▶ Aim: In the material below, find each line holding the string "anlarken" and copy it.

------------------------------------

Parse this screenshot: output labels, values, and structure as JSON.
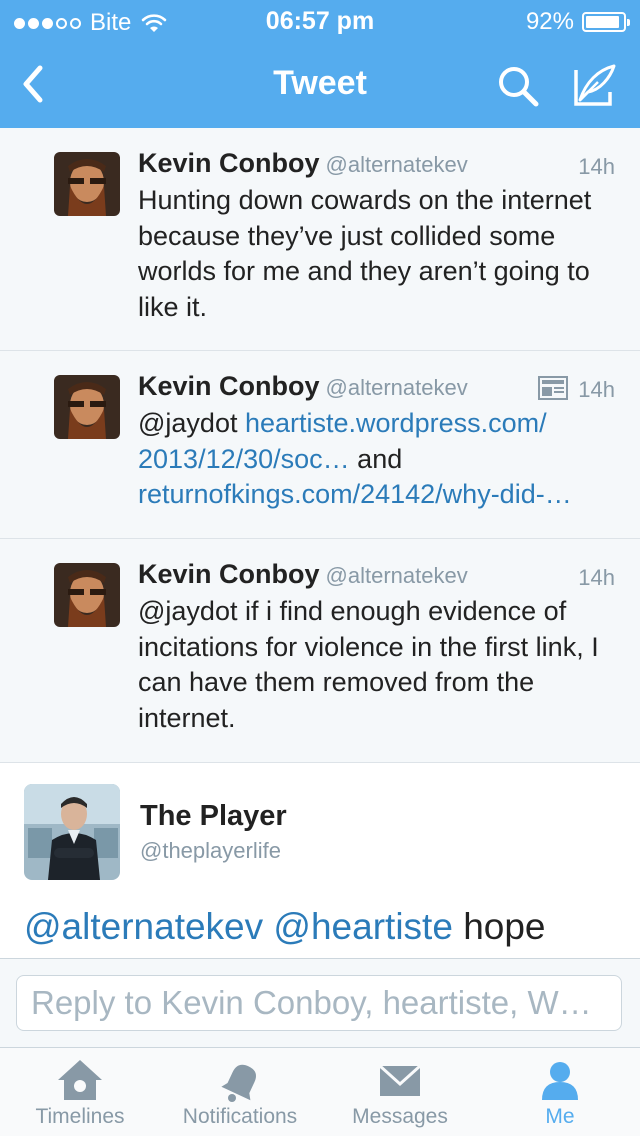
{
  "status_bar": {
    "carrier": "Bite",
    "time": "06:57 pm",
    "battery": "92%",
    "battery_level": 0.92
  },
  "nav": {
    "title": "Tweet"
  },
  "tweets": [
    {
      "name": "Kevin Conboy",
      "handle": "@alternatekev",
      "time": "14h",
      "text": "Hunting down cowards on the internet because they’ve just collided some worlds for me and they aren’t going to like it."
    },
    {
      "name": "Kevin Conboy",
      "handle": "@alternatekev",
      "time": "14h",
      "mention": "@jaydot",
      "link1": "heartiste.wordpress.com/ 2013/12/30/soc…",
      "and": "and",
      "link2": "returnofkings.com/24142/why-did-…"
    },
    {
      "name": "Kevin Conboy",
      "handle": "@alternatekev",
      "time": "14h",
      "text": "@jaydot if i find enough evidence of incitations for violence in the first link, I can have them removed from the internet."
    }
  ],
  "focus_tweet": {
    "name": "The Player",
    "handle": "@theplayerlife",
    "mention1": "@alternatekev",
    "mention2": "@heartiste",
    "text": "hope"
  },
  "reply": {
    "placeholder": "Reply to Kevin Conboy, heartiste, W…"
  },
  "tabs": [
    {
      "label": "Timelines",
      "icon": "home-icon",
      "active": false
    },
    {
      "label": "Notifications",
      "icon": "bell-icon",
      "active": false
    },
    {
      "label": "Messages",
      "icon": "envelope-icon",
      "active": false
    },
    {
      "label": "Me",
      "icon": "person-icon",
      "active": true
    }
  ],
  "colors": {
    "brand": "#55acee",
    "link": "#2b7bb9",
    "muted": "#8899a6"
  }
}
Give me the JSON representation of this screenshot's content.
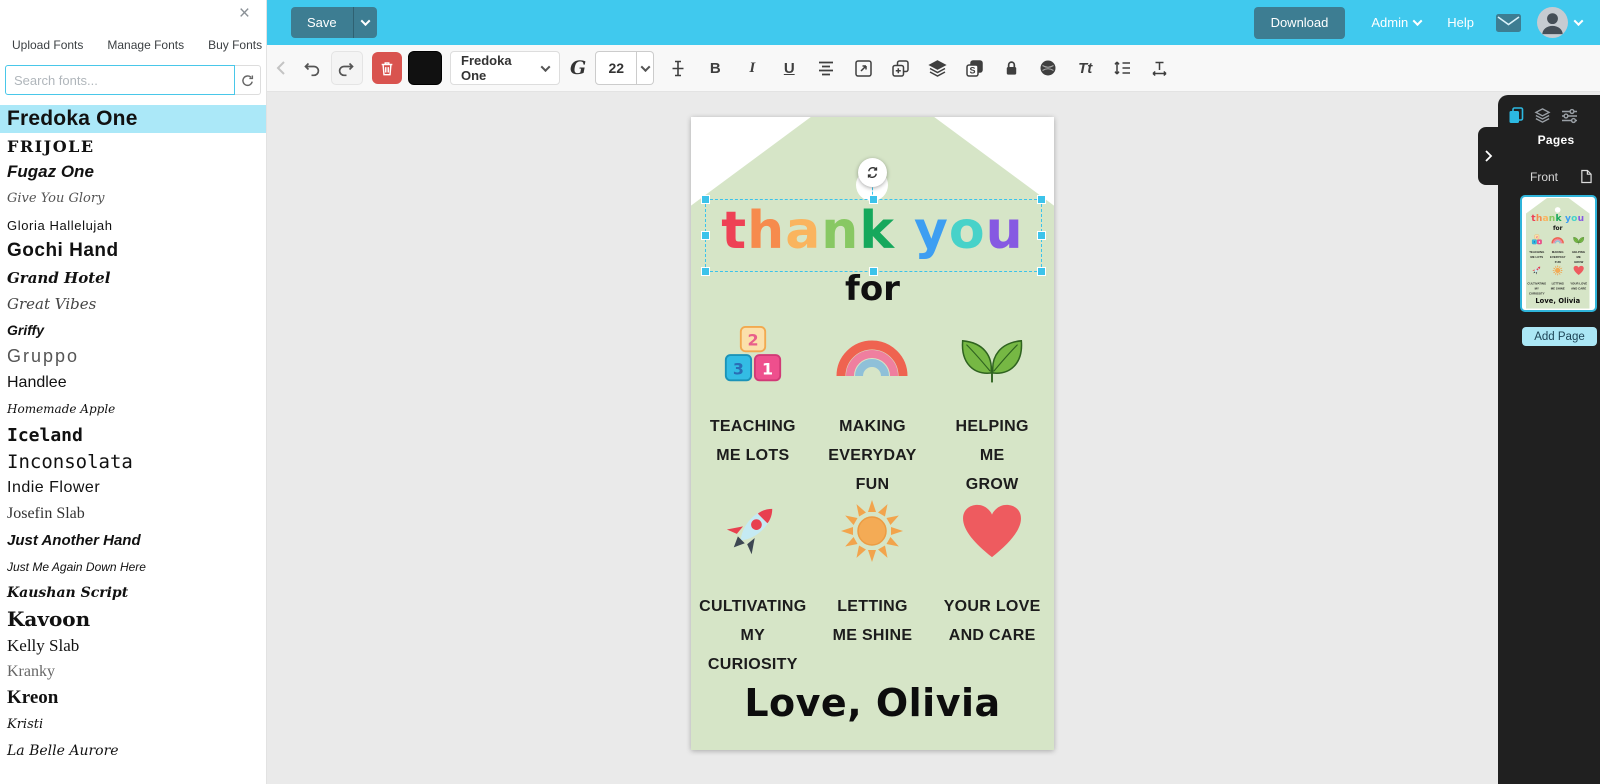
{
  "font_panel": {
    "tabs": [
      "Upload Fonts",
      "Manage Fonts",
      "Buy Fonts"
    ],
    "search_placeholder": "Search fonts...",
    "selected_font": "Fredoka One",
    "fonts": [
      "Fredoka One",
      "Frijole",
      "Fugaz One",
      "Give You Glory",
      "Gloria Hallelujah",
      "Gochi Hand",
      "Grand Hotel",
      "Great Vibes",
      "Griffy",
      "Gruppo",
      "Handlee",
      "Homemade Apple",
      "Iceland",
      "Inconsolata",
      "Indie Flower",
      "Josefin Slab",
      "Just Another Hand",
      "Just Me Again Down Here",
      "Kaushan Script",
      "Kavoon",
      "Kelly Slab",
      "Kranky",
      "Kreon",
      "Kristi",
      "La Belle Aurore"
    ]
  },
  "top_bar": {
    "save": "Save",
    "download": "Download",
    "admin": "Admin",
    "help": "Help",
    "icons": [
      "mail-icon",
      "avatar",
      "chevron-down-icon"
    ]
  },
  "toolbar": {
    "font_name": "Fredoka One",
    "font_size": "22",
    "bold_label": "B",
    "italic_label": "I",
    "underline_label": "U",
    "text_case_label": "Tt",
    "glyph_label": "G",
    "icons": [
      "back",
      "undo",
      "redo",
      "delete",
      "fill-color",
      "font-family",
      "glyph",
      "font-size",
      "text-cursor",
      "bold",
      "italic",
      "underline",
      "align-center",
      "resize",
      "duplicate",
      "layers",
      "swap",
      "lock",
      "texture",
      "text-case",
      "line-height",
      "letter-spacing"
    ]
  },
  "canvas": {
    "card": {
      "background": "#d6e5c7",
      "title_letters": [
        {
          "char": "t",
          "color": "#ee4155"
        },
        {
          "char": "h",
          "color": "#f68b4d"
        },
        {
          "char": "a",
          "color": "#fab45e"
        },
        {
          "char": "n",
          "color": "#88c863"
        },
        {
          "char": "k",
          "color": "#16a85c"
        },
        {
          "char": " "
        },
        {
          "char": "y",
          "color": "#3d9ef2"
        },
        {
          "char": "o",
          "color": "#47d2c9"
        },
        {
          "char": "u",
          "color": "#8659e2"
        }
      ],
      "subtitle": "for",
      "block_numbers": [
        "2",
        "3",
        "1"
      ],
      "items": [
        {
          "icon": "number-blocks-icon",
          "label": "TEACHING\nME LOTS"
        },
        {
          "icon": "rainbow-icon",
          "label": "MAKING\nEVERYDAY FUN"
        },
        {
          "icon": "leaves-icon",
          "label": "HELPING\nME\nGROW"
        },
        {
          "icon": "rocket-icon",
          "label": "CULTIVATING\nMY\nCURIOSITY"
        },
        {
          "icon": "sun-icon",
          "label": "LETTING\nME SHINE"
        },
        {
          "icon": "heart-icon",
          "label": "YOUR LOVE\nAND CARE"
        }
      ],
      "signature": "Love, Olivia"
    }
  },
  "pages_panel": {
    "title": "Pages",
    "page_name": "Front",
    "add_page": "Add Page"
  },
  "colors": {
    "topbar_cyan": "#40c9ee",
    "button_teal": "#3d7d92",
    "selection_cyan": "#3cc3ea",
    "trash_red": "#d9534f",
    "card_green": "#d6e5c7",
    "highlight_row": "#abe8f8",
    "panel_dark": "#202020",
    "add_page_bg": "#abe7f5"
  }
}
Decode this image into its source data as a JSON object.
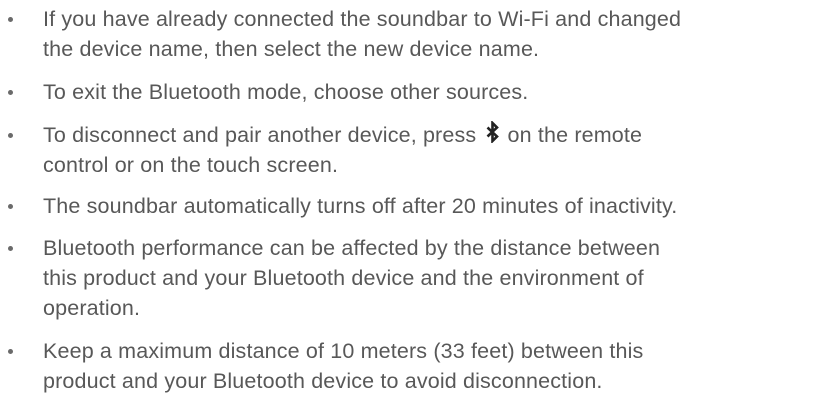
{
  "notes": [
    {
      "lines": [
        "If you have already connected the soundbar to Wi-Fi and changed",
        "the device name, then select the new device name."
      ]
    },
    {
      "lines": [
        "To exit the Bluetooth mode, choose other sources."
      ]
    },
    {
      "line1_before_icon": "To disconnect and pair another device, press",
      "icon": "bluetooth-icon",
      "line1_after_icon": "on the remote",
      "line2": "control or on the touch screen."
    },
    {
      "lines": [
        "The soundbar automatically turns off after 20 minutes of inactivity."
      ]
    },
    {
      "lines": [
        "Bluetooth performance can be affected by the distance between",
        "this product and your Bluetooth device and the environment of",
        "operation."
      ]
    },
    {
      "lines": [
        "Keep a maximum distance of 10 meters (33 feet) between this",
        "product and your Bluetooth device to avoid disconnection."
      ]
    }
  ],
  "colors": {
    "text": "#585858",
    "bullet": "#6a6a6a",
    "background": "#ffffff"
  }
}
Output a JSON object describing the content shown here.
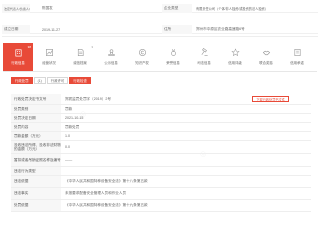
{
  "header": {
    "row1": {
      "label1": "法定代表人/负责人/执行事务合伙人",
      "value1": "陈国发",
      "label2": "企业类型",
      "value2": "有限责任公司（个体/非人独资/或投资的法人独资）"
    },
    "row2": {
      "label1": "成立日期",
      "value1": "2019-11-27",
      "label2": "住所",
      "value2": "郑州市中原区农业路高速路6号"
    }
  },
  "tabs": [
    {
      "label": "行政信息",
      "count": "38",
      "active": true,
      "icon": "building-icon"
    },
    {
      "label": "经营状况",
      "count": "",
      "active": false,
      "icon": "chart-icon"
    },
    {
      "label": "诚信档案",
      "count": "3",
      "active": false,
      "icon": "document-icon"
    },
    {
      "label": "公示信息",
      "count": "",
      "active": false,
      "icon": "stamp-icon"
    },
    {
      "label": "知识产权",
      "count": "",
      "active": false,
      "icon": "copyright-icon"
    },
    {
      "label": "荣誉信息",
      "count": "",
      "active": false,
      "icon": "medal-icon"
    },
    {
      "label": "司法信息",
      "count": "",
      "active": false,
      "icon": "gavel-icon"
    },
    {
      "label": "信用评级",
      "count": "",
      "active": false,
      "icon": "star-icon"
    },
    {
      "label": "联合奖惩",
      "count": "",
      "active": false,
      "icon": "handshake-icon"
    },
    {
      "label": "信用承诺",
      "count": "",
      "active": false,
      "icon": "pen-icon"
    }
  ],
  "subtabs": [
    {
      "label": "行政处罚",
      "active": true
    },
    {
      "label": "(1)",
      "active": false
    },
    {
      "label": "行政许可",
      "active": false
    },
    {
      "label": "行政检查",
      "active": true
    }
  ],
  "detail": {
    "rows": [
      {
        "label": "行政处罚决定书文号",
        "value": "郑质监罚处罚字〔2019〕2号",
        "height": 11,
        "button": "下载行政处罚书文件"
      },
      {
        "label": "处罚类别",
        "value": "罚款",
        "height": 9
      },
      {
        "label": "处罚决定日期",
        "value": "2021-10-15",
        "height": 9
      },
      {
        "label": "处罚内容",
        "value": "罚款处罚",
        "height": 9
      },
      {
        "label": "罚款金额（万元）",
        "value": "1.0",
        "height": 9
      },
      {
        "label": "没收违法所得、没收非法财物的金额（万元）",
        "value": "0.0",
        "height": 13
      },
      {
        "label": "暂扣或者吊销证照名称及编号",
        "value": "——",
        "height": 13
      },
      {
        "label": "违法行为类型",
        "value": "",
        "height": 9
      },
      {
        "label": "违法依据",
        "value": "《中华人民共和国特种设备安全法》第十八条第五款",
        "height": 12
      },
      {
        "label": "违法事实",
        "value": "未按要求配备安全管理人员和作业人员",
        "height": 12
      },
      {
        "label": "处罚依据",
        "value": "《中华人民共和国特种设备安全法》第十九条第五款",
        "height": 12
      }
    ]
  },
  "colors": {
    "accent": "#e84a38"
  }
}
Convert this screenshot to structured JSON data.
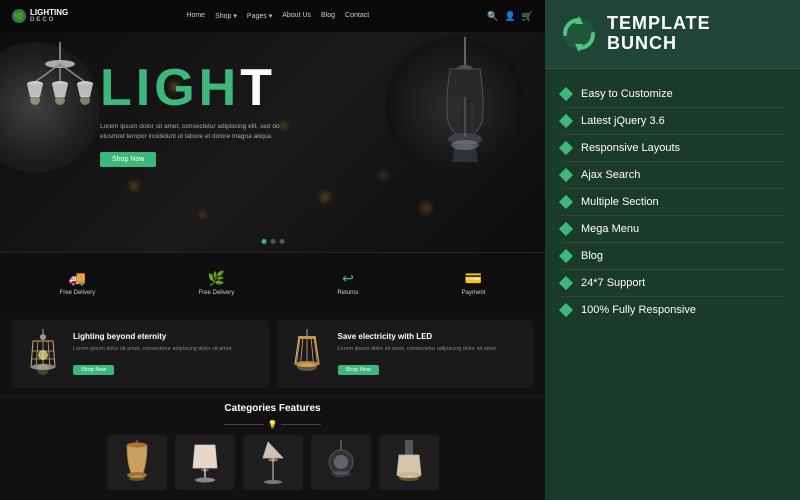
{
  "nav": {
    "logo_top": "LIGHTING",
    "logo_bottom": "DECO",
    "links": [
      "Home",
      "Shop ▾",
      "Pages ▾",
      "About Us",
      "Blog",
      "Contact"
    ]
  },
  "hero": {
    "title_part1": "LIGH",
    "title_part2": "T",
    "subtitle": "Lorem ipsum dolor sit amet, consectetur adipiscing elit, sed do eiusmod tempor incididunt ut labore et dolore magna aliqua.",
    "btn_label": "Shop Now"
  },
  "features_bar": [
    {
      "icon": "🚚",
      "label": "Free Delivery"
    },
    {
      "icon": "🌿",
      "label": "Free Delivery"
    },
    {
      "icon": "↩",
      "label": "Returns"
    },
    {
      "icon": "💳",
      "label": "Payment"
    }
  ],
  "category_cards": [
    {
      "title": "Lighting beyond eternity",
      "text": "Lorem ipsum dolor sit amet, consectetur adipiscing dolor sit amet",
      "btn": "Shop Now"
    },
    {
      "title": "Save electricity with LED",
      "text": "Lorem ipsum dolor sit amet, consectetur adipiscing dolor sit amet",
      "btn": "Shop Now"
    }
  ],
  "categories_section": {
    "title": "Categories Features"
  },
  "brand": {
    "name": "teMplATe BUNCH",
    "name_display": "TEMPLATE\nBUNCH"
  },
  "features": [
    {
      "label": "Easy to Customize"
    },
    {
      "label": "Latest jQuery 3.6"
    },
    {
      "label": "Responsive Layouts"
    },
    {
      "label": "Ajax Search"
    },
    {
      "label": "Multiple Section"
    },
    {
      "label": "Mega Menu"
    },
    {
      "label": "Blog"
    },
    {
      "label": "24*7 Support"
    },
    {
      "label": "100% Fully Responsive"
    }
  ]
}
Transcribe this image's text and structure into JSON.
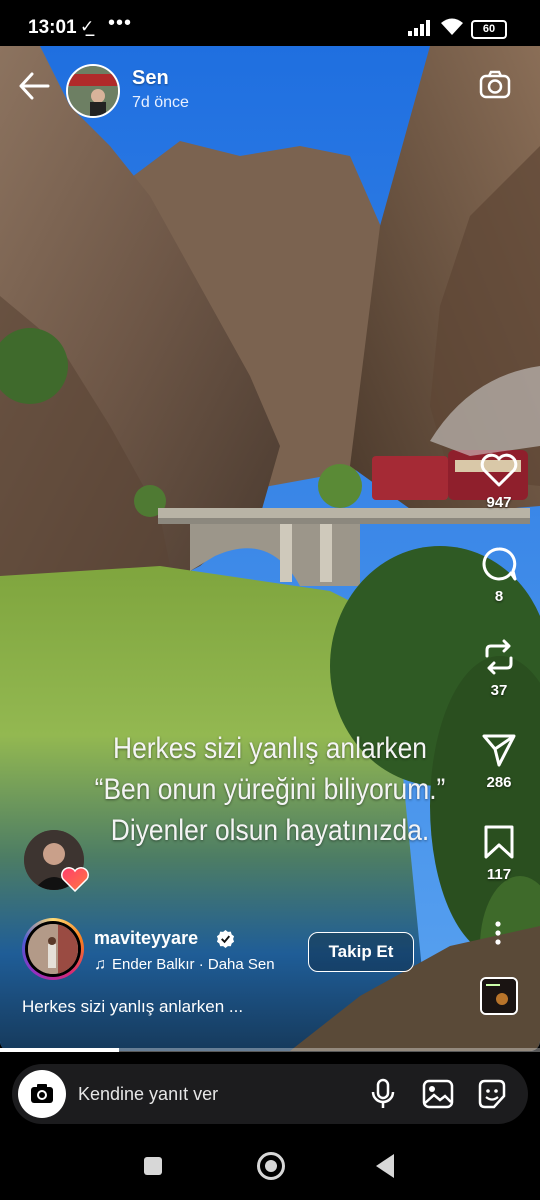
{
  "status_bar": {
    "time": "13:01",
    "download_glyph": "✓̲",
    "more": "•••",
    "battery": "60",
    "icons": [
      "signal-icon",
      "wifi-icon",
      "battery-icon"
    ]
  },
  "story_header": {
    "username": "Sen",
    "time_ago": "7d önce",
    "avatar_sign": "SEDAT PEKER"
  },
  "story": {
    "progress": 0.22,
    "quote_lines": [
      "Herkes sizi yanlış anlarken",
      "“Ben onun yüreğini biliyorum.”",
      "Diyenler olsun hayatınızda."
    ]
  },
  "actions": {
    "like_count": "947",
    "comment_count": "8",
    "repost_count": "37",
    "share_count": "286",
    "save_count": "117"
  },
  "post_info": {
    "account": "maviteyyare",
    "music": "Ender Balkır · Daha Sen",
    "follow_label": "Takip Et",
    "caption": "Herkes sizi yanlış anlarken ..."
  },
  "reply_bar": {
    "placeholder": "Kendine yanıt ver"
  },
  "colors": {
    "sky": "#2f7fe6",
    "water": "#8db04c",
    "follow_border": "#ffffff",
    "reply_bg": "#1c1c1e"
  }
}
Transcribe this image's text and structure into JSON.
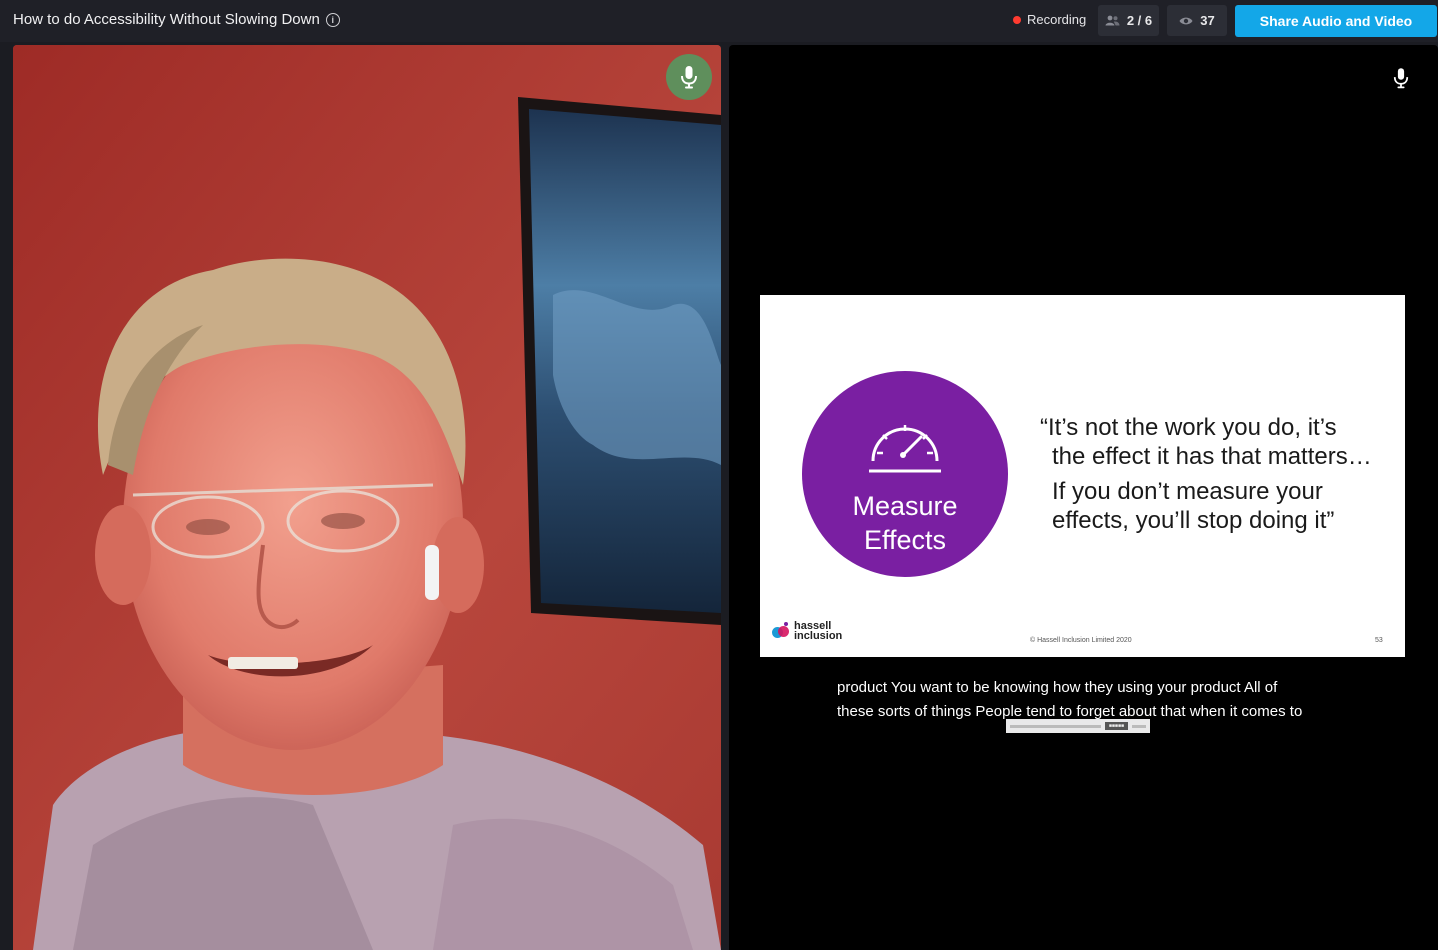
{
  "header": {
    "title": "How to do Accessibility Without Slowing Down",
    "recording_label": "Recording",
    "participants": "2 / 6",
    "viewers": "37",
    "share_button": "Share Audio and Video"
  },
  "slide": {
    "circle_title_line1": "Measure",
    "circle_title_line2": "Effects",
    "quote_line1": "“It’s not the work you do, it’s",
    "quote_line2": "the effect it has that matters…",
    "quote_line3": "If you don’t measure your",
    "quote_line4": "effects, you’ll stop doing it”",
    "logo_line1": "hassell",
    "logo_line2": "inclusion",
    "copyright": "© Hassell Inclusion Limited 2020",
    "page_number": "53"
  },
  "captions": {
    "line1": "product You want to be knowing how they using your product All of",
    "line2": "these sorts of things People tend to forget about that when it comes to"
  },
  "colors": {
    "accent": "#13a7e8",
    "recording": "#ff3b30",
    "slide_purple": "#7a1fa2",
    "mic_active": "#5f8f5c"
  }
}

------------------------------------

▶ Output of the task:
      "Herkes sizi yanlış anlarken",
    "caption": "Herkes sizi yanlış anlarken ..."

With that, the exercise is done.